Where the string "nogle" occurs in the material below, report the whole line.

Source data
++++++++

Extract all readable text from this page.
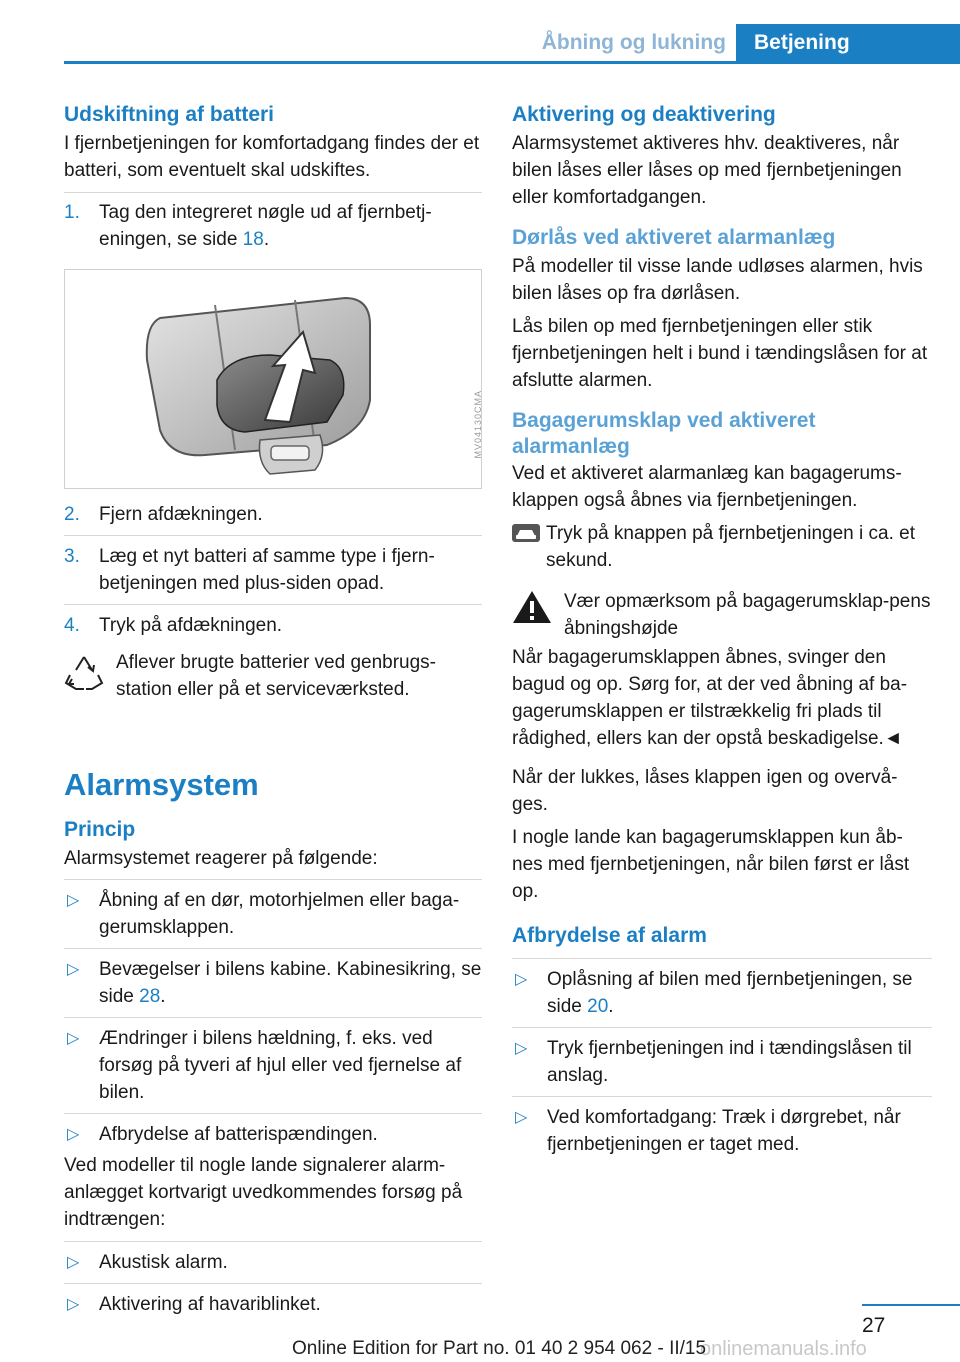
Åbning og lukning	Betjening

Udskiftning af batteri

I fjernbetjeningen for komfortadgang findes der et batteri, som eventuelt skal udskiftes.

1. Tag den integreret nøgle ud af fjernbetj‐eningen, se side 18.
MV04130CMA
2. Fjern afdækningen.
3. Læg et nyt batteri af samme type i fjern‐betjeningen med plus-siden opad.
4. Tryk på afdækningen.

Aflever brugte batterier ved genbrugs‐station eller på et serviceværksted.

Alarmsystem

Princip

Alarmsystemet reagerer på følgende:

▷ Åbning af en dør, motorhjelmen eller baga‐gerumsklappen.
▷ Bevægelser i bilens kabine. Kabinesikring, se side 28.
▷ Ændringer i bilens hældning, f. eks. ved forsøg på tyveri af hjul eller ved fjernelse af bilen.
▷ Afbrydelse af batterispændingen.

Ved modeller til nogle lande signalerer alarm‐anlægget kortvarigt uvedkommendes forsøg på indtrængen:

▷ Akustisk alarm.
▷ Aktivering af havariblinket.

Aktivering og deaktivering

Alarmsystemet aktiveres hhv. deaktiveres, når bilen låses eller låses op med fjernbetjeningen eller komfortadgangen.

Dørlås ved aktiveret alarmanlæg

På modeller til visse lande udløses alarmen, hvis bilen låses op fra dørlåsen.

Lås bilen op med fjernbetjeningen eller stik fjernbetjeningen helt i bund i tændingslåsen for at afslutte alarmen.

Bagagerumsklap ved aktiveret alarmanlæg

Ved et aktiveret alarmanlæg kan bagagerums‐klappen også åbnes via fjernbetjeningen.

Tryk på knappen på fjernbetjeningen i ca. et sekund.

Vær opmærksom på bagagerumsklap‐pens åbningshøjde

Når bagagerumsklappen åbnes, svinger den bagud og op. Sørg for, at der ved åbning af ba‐gagerumsklappen er tilstrækkelig fri plads til rådighed, ellers kan der opstå beskadigelse.◄

Når der lukkes, låses klappen igen og overvå‐ges.

I nogle lande kan bagagerumsklappen kun åb‐nes med fjernbetjeningen, når bilen først er låst op.

Afbrydelse af alarm

▷ Oplåsning af bilen med fjernbetjeningen, se side 20.
▷ Tryk fjernbetjeningen ind i tændingslåsen til anslag.
▷ Ved komfortadgang: Træk i dørgrebet, når fjernbetjeningen er taget med.
27
onlinemanuals.info
Online Edition for Part no. 01 40 2 954 062 - II/15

++++++++

Full solution -
Ved modeller til nogle lande signalerer alarm‐anlægget kortvarigt uvedkommendes forsøg på indtrængen:
I nogle lande kan bagagerumsklappen kun åb‐nes med fjernbetjeningen, når bilen først er låst op.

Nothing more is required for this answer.